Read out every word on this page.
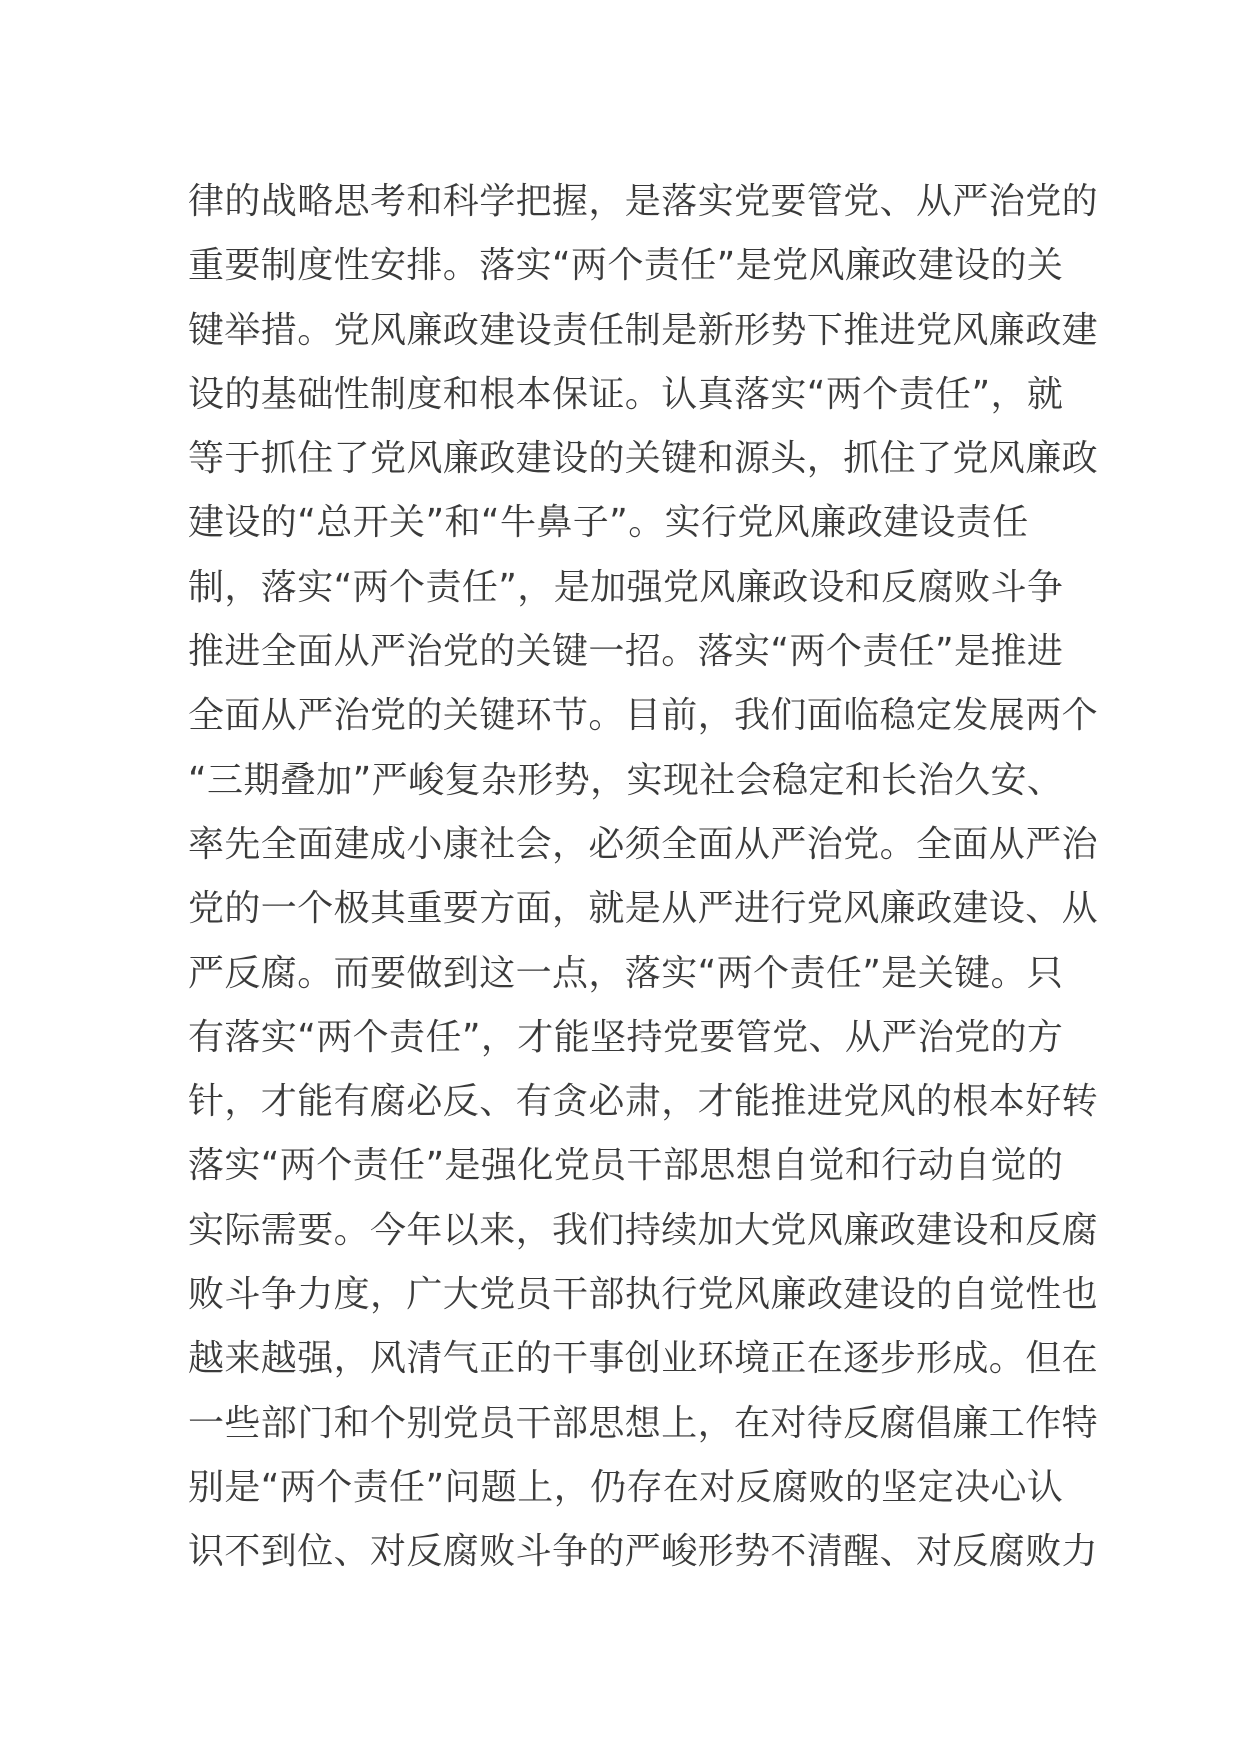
律的战略思考和科学把握，是落实党要管党、从严治党的
重要制度性安排。落实“两个责任”是党风廉政建设的关
键举措。党风廉政建设责任制是新形势下推进党风廉政建
设的基础性制度和根本保证。认真落实“两个责任”，就
等于抓住了党风廉政建设的关键和源头，抓住了党风廉政
建设的“总开关”和“牛鼻子”。实行党风廉政建设责任
制，落实“两个责任”，是加强党风廉政设和反腐败斗争
推进全面从严治党的关键一招。落实“两个责任”是推进
全面从严治党的关键环节。目前，我们面临稳定发展两个
“三期叠加”严峻复杂形势，实现社会稳定和长治久安、
率先全面建成小康社会，必须全面从严治党。全面从严治
党的一个极其重要方面，就是从严进行党风廉政建设、从
严反腐。而要做到这一点，落实“两个责任”是关键。只
有落实“两个责任”，才能坚持党要管党、从严治党的方
针，才能有腐必反、有贪必肃，才能推进党风的根本好转
落实“两个责任”是强化党员干部思想自觉和行动自觉的
实际需要。今年以来，我们持续加大党风廉政建设和反腐
败斗争力度，广大党员干部执行党风廉政建设的自觉性也
越来越强，风清气正的干事创业环境正在逐步形成。但在
一些部门和个别党员干部思想上，在对待反腐倡廉工作特
别是“两个责任”问题上，仍存在对反腐败的坚定决心认
识不到位、对反腐败斗争的严峻形势不清醒、对反腐败力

*PROMPT*. Transcribe the records above verbatim. Do not carry over any picture.

*EXERCISE OUTPUT*.
Read out every word on this page.
律的战略思考和科学把握，是落实党要管党、从严治党的
重要制度性安排。落实“两个责任”是党风廉政建设的关
键举措。党风廉政建设责任制是新形势下推进党风廉政建
设的基础性制度和根本保证。认真落实“两个责任”，就
等于抓住了党风廉政建设的关键和源头，抓住了党风廉政
建设的“总开关”和“牛鼻子”。实行党风廉政建设责任
制，落实“两个责任”，是加强党风廉政设和反腐败斗争
推进全面从严治党的关键一招。落实“两个责任”是推进
全面从严治党的关键环节。目前，我们面临稳定发展两个
“三期叠加”严峻复杂形势，实现社会稳定和长治久安、
率先全面建成小康社会，必须全面从严治党。全面从严治
党的一个极其重要方面，就是从严进行党风廉政建设、从
严反腐。而要做到这一点，落实“两个责任”是关键。只
有落实“两个责任”，才能坚持党要管党、从严治党的方
针，才能有腐必反、有贪必肃，才能推进党风的根本好转
落实“两个责任”是强化党员干部思想自觉和行动自觉的
实际需要。今年以来，我们持续加大党风廉政建设和反腐
败斗争力度，广大党员干部执行党风廉政建设的自觉性也
越来越强，风清气正的干事创业环境正在逐步形成。但在
一些部门和个别党员干部思想上，在对待反腐倡廉工作特
别是“两个责任”问题上，仍存在对反腐败的坚定决心认
识不到位、对反腐败斗争的严峻形势不清醒、对反腐败力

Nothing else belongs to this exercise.